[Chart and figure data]
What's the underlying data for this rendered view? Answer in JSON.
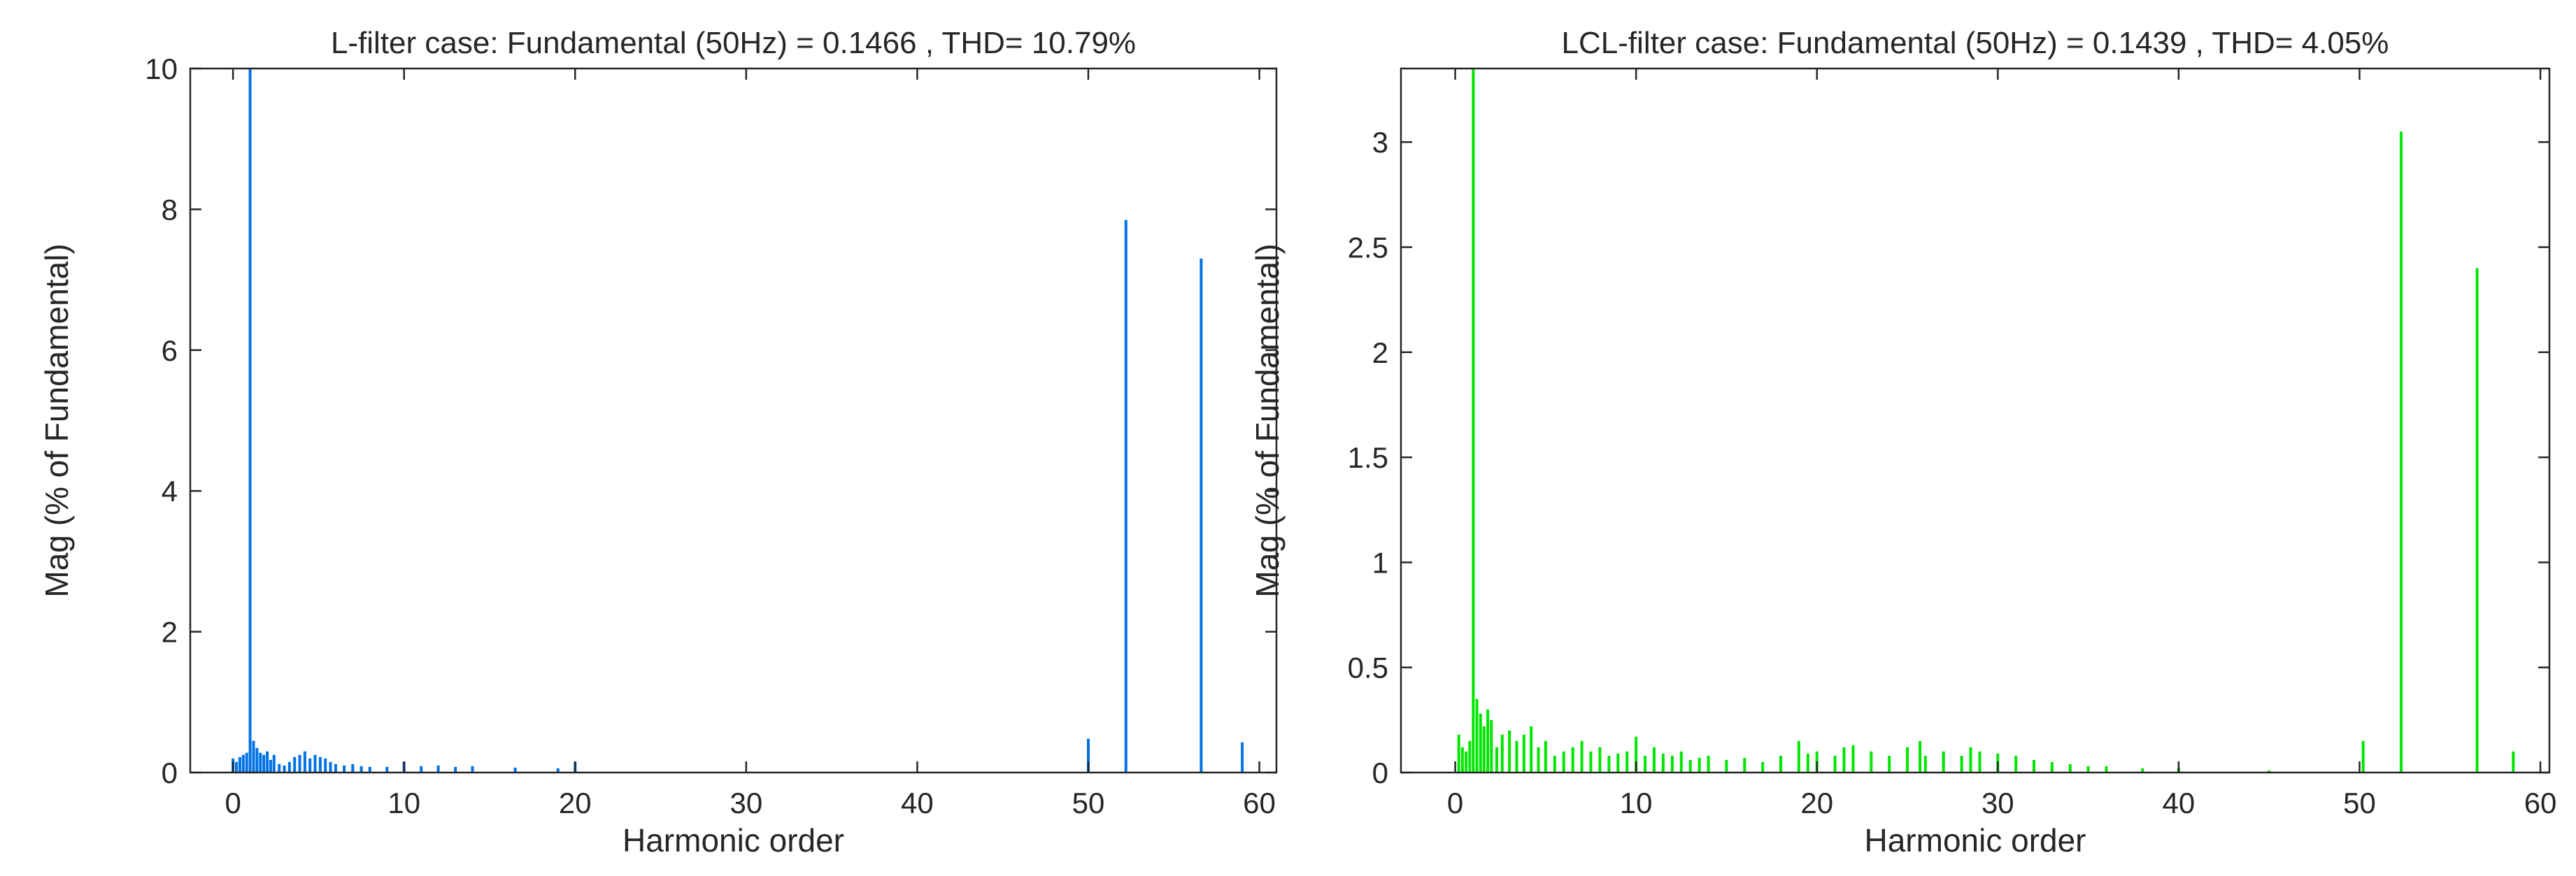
{
  "chart_data": [
    {
      "type": "bar",
      "title": "L-filter case: Fundamental (50Hz) = 0.1466 , THD= 10.79%",
      "xlabel": "Harmonic order",
      "ylabel": "Mag (% of Fundamental)",
      "xlim": [
        -2.5,
        61
      ],
      "ylim": [
        0,
        10
      ],
      "xticks": [
        0,
        10,
        20,
        30,
        40,
        50,
        60
      ],
      "yticks": [
        0,
        2,
        4,
        6,
        8,
        10
      ],
      "ytick_labels": [
        "0",
        "2",
        "4",
        "6",
        "8",
        "10"
      ],
      "color": "#0072e6",
      "grid": false,
      "x": [
        0,
        0.2,
        0.4,
        0.6,
        0.8,
        1.0,
        1.2,
        1.4,
        1.6,
        1.8,
        2.0,
        2.2,
        2.4,
        2.7,
        3.0,
        3.3,
        3.6,
        3.9,
        4.2,
        4.5,
        4.8,
        5.1,
        5.4,
        5.7,
        6.0,
        6.5,
        7.0,
        7.5,
        8.0,
        9.0,
        10.0,
        11.0,
        12.0,
        13.0,
        14.0,
        16.5,
        19.0,
        20.0,
        50.0,
        52.2,
        56.6,
        59.0
      ],
      "values": [
        0.2,
        0.15,
        0.22,
        0.25,
        0.28,
        10.0,
        0.45,
        0.35,
        0.28,
        0.25,
        0.3,
        0.18,
        0.25,
        0.12,
        0.1,
        0.15,
        0.22,
        0.25,
        0.3,
        0.2,
        0.25,
        0.22,
        0.2,
        0.15,
        0.12,
        0.1,
        0.12,
        0.09,
        0.08,
        0.08,
        0.15,
        0.09,
        0.1,
        0.08,
        0.09,
        0.07,
        0.06,
        0.15,
        0.48,
        7.85,
        7.3,
        0.43
      ]
    },
    {
      "type": "bar",
      "title": "LCL-filter case: Fundamental (50Hz) = 0.1439 , THD= 4.05%",
      "xlabel": "Harmonic order",
      "ylabel": "Mag (% of Fundamental)",
      "xlim": [
        -3,
        60.5
      ],
      "ylim": [
        0,
        3.35
      ],
      "xticks": [
        0,
        10,
        20,
        30,
        40,
        50,
        60
      ],
      "yticks": [
        0,
        0.5,
        1,
        1.5,
        2,
        2.5,
        3
      ],
      "ytick_labels": [
        "0",
        "0.5",
        "1",
        "1.5",
        "2",
        "2.5",
        "3"
      ],
      "color": "#00e600",
      "grid": false,
      "x": [
        0.2,
        0.4,
        0.6,
        0.8,
        1.0,
        1.2,
        1.4,
        1.6,
        1.8,
        2.0,
        2.3,
        2.6,
        3.0,
        3.4,
        3.8,
        4.2,
        4.6,
        5.0,
        5.5,
        6.0,
        6.5,
        7.0,
        7.5,
        8.0,
        8.5,
        9.0,
        9.5,
        10.0,
        10.5,
        11.0,
        11.5,
        12.0,
        12.5,
        13.0,
        13.5,
        14.0,
        15.0,
        16.0,
        17.0,
        18.0,
        19.0,
        19.5,
        20.0,
        21.0,
        21.5,
        22.0,
        23.0,
        24.0,
        25.0,
        25.7,
        26.0,
        27.0,
        28.0,
        28.5,
        29.0,
        30.0,
        31.0,
        32.0,
        33.0,
        34.0,
        35.0,
        36.0,
        38.0,
        40.0,
        45.0,
        50.2,
        52.3,
        56.5,
        58.5
      ],
      "values": [
        0.18,
        0.12,
        0.1,
        0.15,
        3.35,
        0.35,
        0.28,
        0.22,
        0.3,
        0.25,
        0.12,
        0.18,
        0.2,
        0.15,
        0.18,
        0.22,
        0.12,
        0.15,
        0.08,
        0.1,
        0.12,
        0.15,
        0.1,
        0.12,
        0.08,
        0.09,
        0.1,
        0.17,
        0.08,
        0.12,
        0.09,
        0.08,
        0.1,
        0.06,
        0.07,
        0.08,
        0.06,
        0.07,
        0.05,
        0.08,
        0.15,
        0.09,
        0.1,
        0.08,
        0.12,
        0.13,
        0.1,
        0.08,
        0.12,
        0.15,
        0.08,
        0.1,
        0.08,
        0.12,
        0.1,
        0.09,
        0.08,
        0.06,
        0.05,
        0.04,
        0.03,
        0.03,
        0.02,
        0.02,
        0.01,
        0.15,
        3.05,
        2.4,
        0.1
      ]
    }
  ]
}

Stated exercise: Reproduce each line of the records exactly, and omit every picture.

Result for this task:
What's the underlying data for this rendered view? Answer in JSON.
{
  "chart_data": [
    {
      "type": "bar",
      "title": "L-filter case: Fundamental (50Hz) = 0.1466 , THD= 10.79%",
      "xlabel": "Harmonic order",
      "ylabel": "Mag (% of Fundamental)",
      "xlim": [
        -2.5,
        61
      ],
      "ylim": [
        0,
        10
      ],
      "xticks": [
        0,
        10,
        20,
        30,
        40,
        50,
        60
      ],
      "yticks": [
        0,
        2,
        4,
        6,
        8,
        10
      ],
      "ytick_labels": [
        "0",
        "2",
        "4",
        "6",
        "8",
        "10"
      ],
      "color": "#0072e6",
      "grid": false,
      "x": [
        0,
        0.2,
        0.4,
        0.6,
        0.8,
        1.0,
        1.2,
        1.4,
        1.6,
        1.8,
        2.0,
        2.2,
        2.4,
        2.7,
        3.0,
        3.3,
        3.6,
        3.9,
        4.2,
        4.5,
        4.8,
        5.1,
        5.4,
        5.7,
        6.0,
        6.5,
        7.0,
        7.5,
        8.0,
        9.0,
        10.0,
        11.0,
        12.0,
        13.0,
        14.0,
        16.5,
        19.0,
        20.0,
        50.0,
        52.2,
        56.6,
        59.0
      ],
      "values": [
        0.2,
        0.15,
        0.22,
        0.25,
        0.28,
        10.0,
        0.45,
        0.35,
        0.28,
        0.25,
        0.3,
        0.18,
        0.25,
        0.12,
        0.1,
        0.15,
        0.22,
        0.25,
        0.3,
        0.2,
        0.25,
        0.22,
        0.2,
        0.15,
        0.12,
        0.1,
        0.12,
        0.09,
        0.08,
        0.08,
        0.15,
        0.09,
        0.1,
        0.08,
        0.09,
        0.07,
        0.06,
        0.15,
        0.48,
        7.85,
        7.3,
        0.43
      ]
    },
    {
      "type": "bar",
      "title": "LCL-filter case: Fundamental (50Hz) = 0.1439 , THD= 4.05%",
      "xlabel": "Harmonic order",
      "ylabel": "Mag (% of Fundamental)",
      "xlim": [
        -3,
        60.5
      ],
      "ylim": [
        0,
        3.35
      ],
      "xticks": [
        0,
        10,
        20,
        30,
        40,
        50,
        60
      ],
      "yticks": [
        0,
        0.5,
        1,
        1.5,
        2,
        2.5,
        3
      ],
      "ytick_labels": [
        "0",
        "0.5",
        "1",
        "1.5",
        "2",
        "2.5",
        "3"
      ],
      "color": "#00e600",
      "grid": false,
      "x": [
        0.2,
        0.4,
        0.6,
        0.8,
        1.0,
        1.2,
        1.4,
        1.6,
        1.8,
        2.0,
        2.3,
        2.6,
        3.0,
        3.4,
        3.8,
        4.2,
        4.6,
        5.0,
        5.5,
        6.0,
        6.5,
        7.0,
        7.5,
        8.0,
        8.5,
        9.0,
        9.5,
        10.0,
        10.5,
        11.0,
        11.5,
        12.0,
        12.5,
        13.0,
        13.5,
        14.0,
        15.0,
        16.0,
        17.0,
        18.0,
        19.0,
        19.5,
        20.0,
        21.0,
        21.5,
        22.0,
        23.0,
        24.0,
        25.0,
        25.7,
        26.0,
        27.0,
        28.0,
        28.5,
        29.0,
        30.0,
        31.0,
        32.0,
        33.0,
        34.0,
        35.0,
        36.0,
        38.0,
        40.0,
        45.0,
        50.2,
        52.3,
        56.5,
        58.5
      ],
      "values": [
        0.18,
        0.12,
        0.1,
        0.15,
        3.35,
        0.35,
        0.28,
        0.22,
        0.3,
        0.25,
        0.12,
        0.18,
        0.2,
        0.15,
        0.18,
        0.22,
        0.12,
        0.15,
        0.08,
        0.1,
        0.12,
        0.15,
        0.1,
        0.12,
        0.08,
        0.09,
        0.1,
        0.17,
        0.08,
        0.12,
        0.09,
        0.08,
        0.1,
        0.06,
        0.07,
        0.08,
        0.06,
        0.07,
        0.05,
        0.08,
        0.15,
        0.09,
        0.1,
        0.08,
        0.12,
        0.13,
        0.1,
        0.08,
        0.12,
        0.15,
        0.08,
        0.1,
        0.08,
        0.12,
        0.1,
        0.09,
        0.08,
        0.06,
        0.05,
        0.04,
        0.03,
        0.03,
        0.02,
        0.02,
        0.01,
        0.15,
        3.05,
        2.4,
        0.1
      ]
    }
  ]
}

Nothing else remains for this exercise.